Output every one of the following rows unchanged, line for line.

-- Start AVAILABLE RECORDS --

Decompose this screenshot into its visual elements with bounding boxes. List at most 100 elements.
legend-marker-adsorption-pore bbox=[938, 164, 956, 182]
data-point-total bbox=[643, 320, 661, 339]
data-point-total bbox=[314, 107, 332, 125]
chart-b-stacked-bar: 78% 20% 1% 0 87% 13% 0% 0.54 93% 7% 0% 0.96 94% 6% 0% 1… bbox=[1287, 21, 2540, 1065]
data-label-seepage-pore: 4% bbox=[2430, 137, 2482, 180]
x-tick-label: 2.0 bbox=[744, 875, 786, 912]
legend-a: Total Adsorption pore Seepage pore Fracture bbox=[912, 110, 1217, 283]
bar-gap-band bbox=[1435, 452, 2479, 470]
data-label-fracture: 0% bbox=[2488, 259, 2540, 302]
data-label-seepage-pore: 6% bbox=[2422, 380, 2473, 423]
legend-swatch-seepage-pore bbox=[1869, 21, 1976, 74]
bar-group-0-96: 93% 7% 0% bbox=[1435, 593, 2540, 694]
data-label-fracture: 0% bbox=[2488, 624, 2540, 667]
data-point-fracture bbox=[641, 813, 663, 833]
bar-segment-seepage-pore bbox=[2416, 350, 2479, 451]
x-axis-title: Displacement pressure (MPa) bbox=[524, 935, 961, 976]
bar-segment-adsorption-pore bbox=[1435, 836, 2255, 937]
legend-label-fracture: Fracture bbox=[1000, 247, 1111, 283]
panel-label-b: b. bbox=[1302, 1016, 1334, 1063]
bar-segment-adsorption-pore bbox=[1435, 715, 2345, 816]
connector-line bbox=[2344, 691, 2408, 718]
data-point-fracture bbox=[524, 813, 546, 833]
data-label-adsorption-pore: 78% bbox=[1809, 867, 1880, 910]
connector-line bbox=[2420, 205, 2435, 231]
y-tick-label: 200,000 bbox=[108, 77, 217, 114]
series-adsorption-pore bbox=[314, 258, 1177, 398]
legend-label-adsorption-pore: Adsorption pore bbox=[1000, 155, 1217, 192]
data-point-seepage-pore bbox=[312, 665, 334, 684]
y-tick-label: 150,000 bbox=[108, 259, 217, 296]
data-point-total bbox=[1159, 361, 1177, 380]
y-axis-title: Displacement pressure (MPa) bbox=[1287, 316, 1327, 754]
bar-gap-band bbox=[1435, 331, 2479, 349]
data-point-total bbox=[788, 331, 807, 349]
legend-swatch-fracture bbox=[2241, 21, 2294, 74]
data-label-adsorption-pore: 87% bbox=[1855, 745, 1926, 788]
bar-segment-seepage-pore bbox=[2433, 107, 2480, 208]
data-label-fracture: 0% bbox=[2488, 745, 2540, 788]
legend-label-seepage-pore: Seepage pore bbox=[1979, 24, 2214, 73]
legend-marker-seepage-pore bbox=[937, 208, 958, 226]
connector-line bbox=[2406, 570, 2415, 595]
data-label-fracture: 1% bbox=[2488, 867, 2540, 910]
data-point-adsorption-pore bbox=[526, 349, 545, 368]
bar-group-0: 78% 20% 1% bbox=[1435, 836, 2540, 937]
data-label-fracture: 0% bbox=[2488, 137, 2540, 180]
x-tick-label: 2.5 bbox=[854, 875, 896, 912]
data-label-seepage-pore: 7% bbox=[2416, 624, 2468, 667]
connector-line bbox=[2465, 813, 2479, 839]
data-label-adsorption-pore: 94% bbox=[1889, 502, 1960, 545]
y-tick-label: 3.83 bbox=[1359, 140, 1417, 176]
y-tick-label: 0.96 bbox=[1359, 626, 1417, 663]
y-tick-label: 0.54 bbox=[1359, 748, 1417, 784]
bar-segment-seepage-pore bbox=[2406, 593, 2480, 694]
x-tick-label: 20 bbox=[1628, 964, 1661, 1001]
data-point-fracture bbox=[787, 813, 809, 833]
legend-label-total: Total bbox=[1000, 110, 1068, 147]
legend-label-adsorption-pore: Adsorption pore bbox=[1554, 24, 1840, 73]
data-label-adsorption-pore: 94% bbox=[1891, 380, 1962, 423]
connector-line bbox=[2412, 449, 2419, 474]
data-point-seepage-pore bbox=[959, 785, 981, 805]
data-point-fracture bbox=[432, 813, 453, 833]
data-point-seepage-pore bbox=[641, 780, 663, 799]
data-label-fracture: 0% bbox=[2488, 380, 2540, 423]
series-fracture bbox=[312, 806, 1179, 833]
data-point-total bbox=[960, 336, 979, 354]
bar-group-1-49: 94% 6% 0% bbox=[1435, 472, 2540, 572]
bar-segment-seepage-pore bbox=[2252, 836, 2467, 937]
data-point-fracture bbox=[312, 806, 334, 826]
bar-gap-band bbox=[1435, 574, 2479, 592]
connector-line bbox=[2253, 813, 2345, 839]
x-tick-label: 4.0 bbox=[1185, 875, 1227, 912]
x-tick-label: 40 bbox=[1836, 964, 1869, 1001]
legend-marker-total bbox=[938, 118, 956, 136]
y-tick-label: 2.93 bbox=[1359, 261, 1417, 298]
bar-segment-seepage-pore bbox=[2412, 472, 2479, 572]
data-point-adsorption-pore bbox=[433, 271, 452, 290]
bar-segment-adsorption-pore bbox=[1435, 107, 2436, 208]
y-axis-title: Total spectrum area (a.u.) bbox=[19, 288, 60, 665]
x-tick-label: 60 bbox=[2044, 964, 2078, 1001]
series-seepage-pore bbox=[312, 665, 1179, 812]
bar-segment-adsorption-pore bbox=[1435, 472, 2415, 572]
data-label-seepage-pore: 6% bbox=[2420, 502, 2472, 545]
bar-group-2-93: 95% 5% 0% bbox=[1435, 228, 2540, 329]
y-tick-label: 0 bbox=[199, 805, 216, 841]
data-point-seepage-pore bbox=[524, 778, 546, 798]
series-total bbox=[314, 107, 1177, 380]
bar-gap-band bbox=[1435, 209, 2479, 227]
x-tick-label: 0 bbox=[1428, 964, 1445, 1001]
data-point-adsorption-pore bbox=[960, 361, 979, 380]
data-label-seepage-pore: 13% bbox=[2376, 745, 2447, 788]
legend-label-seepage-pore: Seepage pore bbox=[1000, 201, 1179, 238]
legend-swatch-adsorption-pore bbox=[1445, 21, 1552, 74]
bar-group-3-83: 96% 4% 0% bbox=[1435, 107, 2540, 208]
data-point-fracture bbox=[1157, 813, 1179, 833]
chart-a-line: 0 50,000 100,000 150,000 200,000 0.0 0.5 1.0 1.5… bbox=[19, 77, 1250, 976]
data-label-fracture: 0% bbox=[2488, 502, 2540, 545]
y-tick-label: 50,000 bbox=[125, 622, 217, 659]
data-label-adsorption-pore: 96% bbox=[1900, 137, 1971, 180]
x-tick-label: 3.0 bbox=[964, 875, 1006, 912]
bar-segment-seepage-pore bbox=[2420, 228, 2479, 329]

-- End AVAILABLE RECORDS --

**SOLUTION TO THE EXERCISE:**
Decompose this screenshot into its visual elements with bounding boxes. List at most 100 elements.
legend-marker-adsorption-pore bbox=[938, 164, 956, 182]
data-point-total bbox=[643, 320, 661, 339]
data-point-total bbox=[314, 107, 332, 125]
chart-b-stacked-bar: 78% 20% 1% 0 87% 13% 0% 0.54 93% 7% 0% 0.96 94% 6% 0% 1… bbox=[1287, 21, 2540, 1065]
data-label-seepage-pore: 4% bbox=[2430, 137, 2482, 180]
x-tick-label: 2.0 bbox=[744, 875, 786, 912]
legend-a: Total Adsorption pore Seepage pore Fracture bbox=[912, 110, 1217, 283]
bar-gap-band bbox=[1435, 452, 2479, 470]
data-label-fracture: 0% bbox=[2488, 259, 2540, 302]
data-label-seepage-pore: 6% bbox=[2422, 380, 2473, 423]
legend-swatch-seepage-pore bbox=[1869, 21, 1976, 74]
bar-group-0-96: 93% 7% 0% bbox=[1435, 593, 2540, 694]
data-label-fracture: 0% bbox=[2488, 624, 2540, 667]
data-point-fracture bbox=[641, 813, 663, 833]
bar-segment-seepage-pore bbox=[2416, 350, 2479, 451]
x-axis-title: Displacement pressure (MPa) bbox=[524, 935, 961, 976]
bar-segment-adsorption-pore bbox=[1435, 836, 2255, 937]
legend-label-fracture: Fracture bbox=[1000, 247, 1111, 283]
panel-label-b: b. bbox=[1302, 1016, 1334, 1063]
bar-segment-adsorption-pore bbox=[1435, 715, 2345, 816]
connector-line bbox=[2344, 691, 2408, 718]
data-point-fracture bbox=[524, 813, 546, 833]
data-label-adsorption-pore: 78% bbox=[1809, 867, 1880, 910]
connector-line bbox=[2420, 205, 2435, 231]
y-tick-label: 200,000 bbox=[108, 77, 217, 114]
series-adsorption-pore bbox=[314, 258, 1177, 398]
legend-label-adsorption-pore: Adsorption pore bbox=[1000, 155, 1217, 192]
data-point-seepage-pore bbox=[312, 665, 334, 684]
y-tick-label: 150,000 bbox=[108, 259, 217, 296]
data-point-total bbox=[1159, 361, 1177, 380]
y-axis-title: Displacement pressure (MPa) bbox=[1287, 316, 1327, 754]
bar-gap-band bbox=[1435, 331, 2479, 349]
data-point-total bbox=[788, 331, 807, 349]
legend-swatch-fracture bbox=[2241, 21, 2294, 74]
data-label-adsorption-pore: 87% bbox=[1855, 745, 1926, 788]
bar-segment-seepage-pore bbox=[2433, 107, 2480, 208]
data-label-fracture: 0% bbox=[2488, 745, 2540, 788]
legend-label-seepage-pore: Seepage pore bbox=[1979, 24, 2214, 73]
legend-marker-seepage-pore bbox=[937, 208, 958, 226]
connector-line bbox=[2406, 570, 2415, 595]
data-label-fracture: 1% bbox=[2488, 867, 2540, 910]
data-point-adsorption-pore bbox=[526, 349, 545, 368]
bar-group-0: 78% 20% 1% bbox=[1435, 836, 2540, 937]
data-label-fracture: 0% bbox=[2488, 137, 2540, 180]
x-tick-label: 2.5 bbox=[854, 875, 896, 912]
data-label-seepage-pore: 7% bbox=[2416, 624, 2468, 667]
connector-line bbox=[2465, 813, 2479, 839]
data-label-adsorption-pore: 94% bbox=[1889, 502, 1960, 545]
y-tick-label: 3.83 bbox=[1359, 140, 1417, 176]
y-tick-label: 0.96 bbox=[1359, 626, 1417, 663]
y-tick-label: 0.54 bbox=[1359, 748, 1417, 784]
bar-segment-seepage-pore bbox=[2406, 593, 2480, 694]
x-tick-label: 20 bbox=[1628, 964, 1661, 1001]
data-point-fracture bbox=[787, 813, 809, 833]
legend-label-total: Total bbox=[1000, 110, 1068, 147]
legend-label-adsorption-pore: Adsorption pore bbox=[1554, 24, 1840, 73]
data-label-adsorption-pore: 94% bbox=[1891, 380, 1962, 423]
connector-line bbox=[2412, 449, 2419, 474]
data-point-seepage-pore bbox=[959, 785, 981, 805]
data-point-fracture bbox=[432, 813, 453, 833]
data-point-seepage-pore bbox=[641, 780, 663, 799]
data-label-fracture: 0% bbox=[2488, 380, 2540, 423]
series-fracture bbox=[312, 806, 1179, 833]
data-point-total bbox=[960, 336, 979, 354]
bar-group-1-49: 94% 6% 0% bbox=[1435, 472, 2540, 572]
bar-segment-seepage-pore bbox=[2252, 836, 2467, 937]
data-point-fracture bbox=[312, 806, 334, 826]
bar-gap-band bbox=[1435, 574, 2479, 592]
connector-line bbox=[2253, 813, 2345, 839]
x-tick-label: 4.0 bbox=[1185, 875, 1227, 912]
x-tick-label: 40 bbox=[1836, 964, 1869, 1001]
legend-marker-total bbox=[938, 118, 956, 136]
y-tick-label: 2.93 bbox=[1359, 261, 1417, 298]
bar-segment-seepage-pore bbox=[2412, 472, 2479, 572]
data-point-adsorption-pore bbox=[433, 271, 452, 290]
bar-segment-adsorption-pore bbox=[1435, 107, 2436, 208]
y-axis-title: Total spectrum area (a.u.) bbox=[19, 288, 60, 665]
x-tick-label: 60 bbox=[2044, 964, 2078, 1001]
series-seepage-pore bbox=[312, 665, 1179, 812]
bar-segment-adsorption-pore bbox=[1435, 472, 2415, 572]
data-label-seepage-pore: 6% bbox=[2420, 502, 2472, 545]
bar-group-2-93: 95% 5% 0% bbox=[1435, 228, 2540, 329]
y-tick-label: 0 bbox=[199, 805, 216, 841]
data-point-seepage-pore bbox=[524, 778, 546, 798]
series-total bbox=[314, 107, 1177, 380]
bar-gap-band bbox=[1435, 209, 2479, 227]
x-tick-label: 0 bbox=[1428, 964, 1445, 1001]
data-point-adsorption-pore bbox=[960, 361, 979, 380]
data-label-seepage-pore: 13% bbox=[2376, 745, 2447, 788]
legend-label-seepage-pore: Seepage pore bbox=[1000, 201, 1179, 238]
legend-swatch-adsorption-pore bbox=[1445, 21, 1552, 74]
bar-group-3-83: 96% 4% 0% bbox=[1435, 107, 2540, 208]
data-point-fracture bbox=[1157, 813, 1179, 833]
chart-a-line: 0 50,000 100,000 150,000 200,000 0.0 0.5 1.0 1.5… bbox=[19, 77, 1250, 976]
data-label-fracture: 0% bbox=[2488, 502, 2540, 545]
y-tick-label: 50,000 bbox=[125, 622, 217, 659]
data-label-adsorption-pore: 96% bbox=[1900, 137, 1971, 180]
x-tick-label: 3.0 bbox=[964, 875, 1006, 912]
bar-segment-seepage-pore bbox=[2420, 228, 2479, 329]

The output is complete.